[Collected data entries]
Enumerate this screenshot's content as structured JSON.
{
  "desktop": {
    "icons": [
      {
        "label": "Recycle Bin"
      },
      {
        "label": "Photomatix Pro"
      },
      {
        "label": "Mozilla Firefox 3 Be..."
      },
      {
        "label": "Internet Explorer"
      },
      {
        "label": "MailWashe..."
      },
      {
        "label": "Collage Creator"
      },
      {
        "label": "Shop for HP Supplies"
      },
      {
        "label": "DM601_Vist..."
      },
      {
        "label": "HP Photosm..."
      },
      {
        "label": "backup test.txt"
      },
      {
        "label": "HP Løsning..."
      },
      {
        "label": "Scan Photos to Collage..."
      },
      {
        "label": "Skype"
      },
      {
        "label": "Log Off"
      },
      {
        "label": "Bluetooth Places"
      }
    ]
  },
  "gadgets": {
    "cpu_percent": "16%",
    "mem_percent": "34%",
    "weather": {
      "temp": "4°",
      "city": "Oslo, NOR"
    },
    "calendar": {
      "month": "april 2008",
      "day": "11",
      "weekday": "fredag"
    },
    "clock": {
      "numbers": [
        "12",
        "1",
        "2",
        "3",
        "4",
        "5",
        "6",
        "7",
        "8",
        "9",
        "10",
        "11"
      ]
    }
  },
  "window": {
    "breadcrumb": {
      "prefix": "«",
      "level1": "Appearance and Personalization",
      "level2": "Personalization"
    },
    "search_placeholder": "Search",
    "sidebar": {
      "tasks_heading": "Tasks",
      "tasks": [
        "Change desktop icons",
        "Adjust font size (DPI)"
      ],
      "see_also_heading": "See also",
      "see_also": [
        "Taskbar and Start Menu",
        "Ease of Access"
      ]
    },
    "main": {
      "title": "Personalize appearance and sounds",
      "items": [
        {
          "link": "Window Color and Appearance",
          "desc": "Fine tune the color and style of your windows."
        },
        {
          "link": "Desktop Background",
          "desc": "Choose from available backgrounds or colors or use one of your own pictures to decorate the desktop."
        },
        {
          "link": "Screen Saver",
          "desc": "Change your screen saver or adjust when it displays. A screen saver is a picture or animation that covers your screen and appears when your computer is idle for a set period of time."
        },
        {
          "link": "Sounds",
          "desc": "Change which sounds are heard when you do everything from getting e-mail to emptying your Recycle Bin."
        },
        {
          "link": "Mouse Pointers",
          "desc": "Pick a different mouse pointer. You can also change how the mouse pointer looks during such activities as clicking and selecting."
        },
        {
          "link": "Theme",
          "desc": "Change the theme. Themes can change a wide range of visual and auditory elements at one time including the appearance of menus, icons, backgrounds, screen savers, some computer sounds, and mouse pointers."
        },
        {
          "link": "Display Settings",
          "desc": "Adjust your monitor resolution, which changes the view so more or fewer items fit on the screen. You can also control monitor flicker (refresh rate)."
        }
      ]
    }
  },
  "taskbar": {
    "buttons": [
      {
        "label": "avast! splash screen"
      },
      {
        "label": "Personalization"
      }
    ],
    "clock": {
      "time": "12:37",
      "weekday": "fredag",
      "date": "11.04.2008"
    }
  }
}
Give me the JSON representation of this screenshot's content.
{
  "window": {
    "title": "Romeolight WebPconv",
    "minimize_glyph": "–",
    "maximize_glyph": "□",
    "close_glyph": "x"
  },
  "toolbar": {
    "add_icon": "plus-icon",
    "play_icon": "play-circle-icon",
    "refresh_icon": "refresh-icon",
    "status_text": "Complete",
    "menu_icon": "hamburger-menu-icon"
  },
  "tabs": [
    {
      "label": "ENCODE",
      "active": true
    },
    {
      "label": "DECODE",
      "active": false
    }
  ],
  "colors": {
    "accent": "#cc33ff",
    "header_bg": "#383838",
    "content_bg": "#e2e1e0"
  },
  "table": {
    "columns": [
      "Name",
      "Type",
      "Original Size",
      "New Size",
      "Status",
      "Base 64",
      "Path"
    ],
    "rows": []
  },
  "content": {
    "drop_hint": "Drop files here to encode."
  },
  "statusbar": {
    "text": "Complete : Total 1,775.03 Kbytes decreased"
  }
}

What is needed :: Go over the records above and tally the lines with the word "from" in them. Give the number alone.

Result of the exercise :: 2